- **PASSAGE TO READ**
- - - - - - -

Researchers identify the 'broken gate' causing unstoppable brain signals in severe childhood epilepsy

Florey researchers have discovered how a rare genetic mutation breaks a molecular "gate," causing the severely disabling developmental and epileptic encephalopathy (DEE) in infants.

Florey biophysicist Dr. Géza Berecki said DEE was a devastating condition that can start soon after birth, leading to severe disability or death.

"Sodium channels are large proteins located in the membranes of neurons that possess a mechanism that works a bit like a self-closing gate," Dr. Berecki said.

"In healthy individuals, this cellular gate briefly opens then shuts automatically to prevent sodium ions from continuously flowing into neurons. We have discovered that in certain forms of DEEs—caused by mutations in the gene encoding the neuronal sodium Nav1.2—the gate is always open, allowing the ions to flow continuously, leading to seizures."

The significant discovery is outlined in a paper published in Brain.

Dr. Berecki, the paper's first author, said precisely-timed sodium ion flow into neurons is part of normal brain signaling, but this is the first time researchers have shown that SCN2A mutations can cause uninterrupted sodium ion flow into neurons, leading to seizures.

"We worked with data of DEE patients in Australia and overseas, conducting experiments to measure neuronal function in cell samples and computer simulations of the mutation-affected protein," said Dr. Berecki, from The Florey's Ion Channels and Human Diseases Group.

"We found that the mutation in SCN2A that causes DEE disrupts fast inactivation of the Nav1.2 channel. This disrupts the brain's ability to shut down neuronal signals, causing an overall increase in brain excitability."

SCN2A is a very large gene which means it has immense potential for genetic variation. The number of distinct SCN2A mutations continues to grow as gene sequencing becomes more widespread.

Dr. Berecki said that The Florey's extensive research into genetic epilepsies, including SCN2A, not only deepens our understanding of ion channel diseases but also uncovers crucial new molecular interactions essential for the fast inactivation process in Nav1.2 channels.

"While these insights are significant for advancing fundamental science, they also hold promising therapeutic implications. Drugs capable of modifying the Nav1.2 inactivation mechanism may pave the way for more effective personalized treatment strategies for affected individuals," Dr. Berecki said.

- - - - - - -

- **RECORDED DATA**
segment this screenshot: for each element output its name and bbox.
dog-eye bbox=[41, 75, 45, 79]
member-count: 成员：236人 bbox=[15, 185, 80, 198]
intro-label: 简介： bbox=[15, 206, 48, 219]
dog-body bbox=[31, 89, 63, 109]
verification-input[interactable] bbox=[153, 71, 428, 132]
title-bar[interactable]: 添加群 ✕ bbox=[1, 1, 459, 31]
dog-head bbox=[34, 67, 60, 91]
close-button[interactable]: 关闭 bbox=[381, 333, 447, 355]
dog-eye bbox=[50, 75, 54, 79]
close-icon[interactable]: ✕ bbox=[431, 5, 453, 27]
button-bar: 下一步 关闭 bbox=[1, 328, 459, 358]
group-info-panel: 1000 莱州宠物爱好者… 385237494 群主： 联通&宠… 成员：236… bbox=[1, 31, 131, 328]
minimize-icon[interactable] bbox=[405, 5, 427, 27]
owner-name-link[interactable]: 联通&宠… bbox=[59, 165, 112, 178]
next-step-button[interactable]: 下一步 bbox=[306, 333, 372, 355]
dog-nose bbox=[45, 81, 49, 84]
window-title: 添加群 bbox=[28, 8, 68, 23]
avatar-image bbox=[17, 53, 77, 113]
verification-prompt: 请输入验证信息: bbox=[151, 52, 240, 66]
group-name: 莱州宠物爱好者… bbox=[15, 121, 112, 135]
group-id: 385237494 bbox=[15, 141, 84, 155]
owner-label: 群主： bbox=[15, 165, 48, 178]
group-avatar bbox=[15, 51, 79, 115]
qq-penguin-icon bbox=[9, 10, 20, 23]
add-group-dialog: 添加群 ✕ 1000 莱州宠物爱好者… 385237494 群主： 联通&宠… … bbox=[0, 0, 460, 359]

- - - - - - -

- **ACTIVITY 1**
For each statement about the epilepsy article, answer yes or no and quote the exact words of the article that decide it. (a) The paper was published in Brain. (b) In healthy individuals, the sodium channel gate stays open continuously. (c) SCN2A is a small gene with little room for variation.
- **ACTIVITY 2**
According to the epilepsy article, which research group at The Florey is Dr. Berecki from?
The material stands apart from the epilepsy article.

- **YOUR RESPONSE 1**
(a) Yes: "The significant discovery is outlined in a paper published in Brain."
(b) No: "In healthy individuals, this cellular gate briefly opens then shuts automatically to prevent sodium ions from continuously flowing into neurons."
(c) No: "SCN2A is a very large gene which means it has immense potential for genetic variation."

- **YOUR RESPONSE 2**
The Florey's Ion Channels and Human Diseases Group.